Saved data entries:
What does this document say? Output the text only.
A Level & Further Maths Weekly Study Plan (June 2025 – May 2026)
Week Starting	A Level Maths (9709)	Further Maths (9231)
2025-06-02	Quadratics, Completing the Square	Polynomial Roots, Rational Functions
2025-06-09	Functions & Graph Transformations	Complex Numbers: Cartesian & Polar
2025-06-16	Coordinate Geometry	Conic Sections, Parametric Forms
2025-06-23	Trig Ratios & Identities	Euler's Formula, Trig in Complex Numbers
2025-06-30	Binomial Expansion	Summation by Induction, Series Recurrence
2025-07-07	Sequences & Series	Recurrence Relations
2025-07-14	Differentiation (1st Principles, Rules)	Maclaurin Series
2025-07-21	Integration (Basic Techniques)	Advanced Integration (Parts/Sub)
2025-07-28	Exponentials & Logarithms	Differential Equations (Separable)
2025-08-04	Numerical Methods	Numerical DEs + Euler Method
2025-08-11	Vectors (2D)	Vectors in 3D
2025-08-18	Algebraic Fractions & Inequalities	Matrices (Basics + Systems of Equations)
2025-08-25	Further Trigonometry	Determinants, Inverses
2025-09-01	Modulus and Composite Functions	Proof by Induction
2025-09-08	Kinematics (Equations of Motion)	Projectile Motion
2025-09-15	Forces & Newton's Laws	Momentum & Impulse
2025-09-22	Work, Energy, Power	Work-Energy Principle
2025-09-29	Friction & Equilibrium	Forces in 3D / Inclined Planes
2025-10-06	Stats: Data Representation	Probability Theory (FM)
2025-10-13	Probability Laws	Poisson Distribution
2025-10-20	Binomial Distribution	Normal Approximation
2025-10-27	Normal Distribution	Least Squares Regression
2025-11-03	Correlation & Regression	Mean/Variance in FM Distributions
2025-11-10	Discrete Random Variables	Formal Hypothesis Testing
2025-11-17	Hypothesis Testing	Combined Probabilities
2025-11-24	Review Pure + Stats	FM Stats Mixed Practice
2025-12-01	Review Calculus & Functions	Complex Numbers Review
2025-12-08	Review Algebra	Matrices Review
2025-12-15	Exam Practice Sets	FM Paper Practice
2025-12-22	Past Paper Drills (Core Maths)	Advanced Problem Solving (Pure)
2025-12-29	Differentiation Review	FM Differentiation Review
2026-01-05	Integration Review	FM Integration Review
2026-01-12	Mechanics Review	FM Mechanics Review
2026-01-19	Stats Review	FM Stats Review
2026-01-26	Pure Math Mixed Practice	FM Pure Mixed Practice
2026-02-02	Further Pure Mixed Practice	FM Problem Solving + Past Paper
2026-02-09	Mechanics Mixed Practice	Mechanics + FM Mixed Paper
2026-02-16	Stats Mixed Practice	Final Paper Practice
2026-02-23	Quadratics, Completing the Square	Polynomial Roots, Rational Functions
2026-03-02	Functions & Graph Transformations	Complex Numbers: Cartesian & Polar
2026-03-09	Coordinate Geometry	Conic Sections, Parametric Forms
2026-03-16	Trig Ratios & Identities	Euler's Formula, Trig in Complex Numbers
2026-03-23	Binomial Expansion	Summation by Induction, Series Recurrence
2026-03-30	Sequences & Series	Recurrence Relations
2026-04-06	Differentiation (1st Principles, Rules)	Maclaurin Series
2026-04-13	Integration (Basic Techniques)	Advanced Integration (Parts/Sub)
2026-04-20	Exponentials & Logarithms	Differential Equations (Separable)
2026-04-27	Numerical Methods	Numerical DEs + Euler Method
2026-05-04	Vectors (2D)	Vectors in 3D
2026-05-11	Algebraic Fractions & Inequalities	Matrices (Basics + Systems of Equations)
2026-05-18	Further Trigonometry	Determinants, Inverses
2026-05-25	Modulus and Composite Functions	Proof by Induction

GOAL ::
Return all of the entries word for word.

EXERCISE SOLUTION ::
What does this document say? Output the text only.
A Level & Further Maths Weekly Study Plan (June 2025 – May 2026)
Week Starting	A Level Maths (9709)	Further Maths (9231)
2025-06-02	Quadratics, Completing the Square	Polynomial Roots, Rational Functions
2025-06-09	Functions & Graph Transformations	Complex Numbers: Cartesian & Polar
2025-06-16	Coordinate Geometry	Conic Sections, Parametric Forms
2025-06-23	Trig Ratios & Identities	Euler's Formula, Trig in Complex Numbers
2025-06-30	Binomial Expansion	Summation by Induction, Series Recurrence
2025-07-07	Sequences & Series	Recurrence Relations
2025-07-14	Differentiation (1st Principles, Rules)	Maclaurin Series
2025-07-21	Integration (Basic Techniques)	Advanced Integration (Parts/Sub)
2025-07-28	Exponentials & Logarithms	Differential Equations (Separable)
2025-08-04	Numerical Methods	Numerical DEs + Euler Method
2025-08-11	Vectors (2D)	Vectors in 3D
2025-08-18	Algebraic Fractions & Inequalities	Matrices (Basics + Systems of Equations)
2025-08-25	Further Trigonometry	Determinants, Inverses
2025-09-01	Modulus and Composite Functions	Proof by Induction
2025-09-08	Kinematics (Equations of Motion)	Projectile Motion
2025-09-15	Forces & Newton's Laws	Momentum & Impulse
2025-09-22	Work, Energy, Power	Work-Energy Principle
2025-09-29	Friction & Equilibrium	Forces in 3D / Inclined Planes
2025-10-06	Stats: Data Representation	Probability Theory (FM)
2025-10-13	Probability Laws	Poisson Distribution
2025-10-20	Binomial Distribution	Normal Approximation
2025-10-27	Normal Distribution	Least Squares Regression
2025-11-03	Correlation & Regression	Mean/Variance in FM Distributions
2025-11-10	Discrete Random Variables	Formal Hypothesis Testing
2025-11-17	Hypothesis Testing	Combined Probabilities
2025-11-24	Review Pure + Stats	FM Stats Mixed Practice
2025-12-01	Review Calculus & Functions	Complex Numbers Review
2025-12-08	Review Algebra	Matrices Review
2025-12-15	Exam Practice Sets	FM Paper Practice
2025-12-22	Past Paper Drills (Core Maths)	Advanced Problem Solving (Pure)
2025-12-29	Differentiation Review	FM Differentiation Review
2026-01-05	Integration Review	FM Integration Review
2026-01-12	Mechanics Review	FM Mechanics Review
2026-01-19	Stats Review	FM Stats Review
2026-01-26	Pure Math Mixed Practice	FM Pure Mixed Practice
2026-02-02	Further Pure Mixed Practice	FM Problem Solving + Past Paper
2026-02-09	Mechanics Mixed Practice	Mechanics + FM Mixed Paper
2026-02-16	Stats Mixed Practice	Final Paper Practice
2026-02-23	Quadratics, Completing the Square	Polynomial Roots, Rational Functions
2026-03-02	Functions & Graph Transformations	Complex Numbers: Cartesian & Polar
2026-03-09	Coordinate Geometry	Conic Sections, Parametric Forms
2026-03-16	Trig Ratios & Identities	Euler's Formula, Trig in Complex Numbers
2026-03-23	Binomial Expansion	Summation by Induction, Series Recurrence
2026-03-30	Sequences & Series	Recurrence Relations
2026-04-06	Differentiation (1st Principles, Rules)	Maclaurin Series
2026-04-13	Integration (Basic Techniques)	Advanced Integration (Parts/Sub)
2026-04-20	Exponentials & Logarithms	Differential Equations (Separable)
2026-04-27	Numerical Methods	Numerical DEs + Euler Method
2026-05-04	Vectors (2D)	Vectors in 3D
2026-05-11	Algebraic Fractions & Inequalities	Matrices (Basics + Systems of Equations)
2026-05-18	Further Trigonometry	Determinants, Inverses
2026-05-25	Modulus and Composite Functions	Proof by Induction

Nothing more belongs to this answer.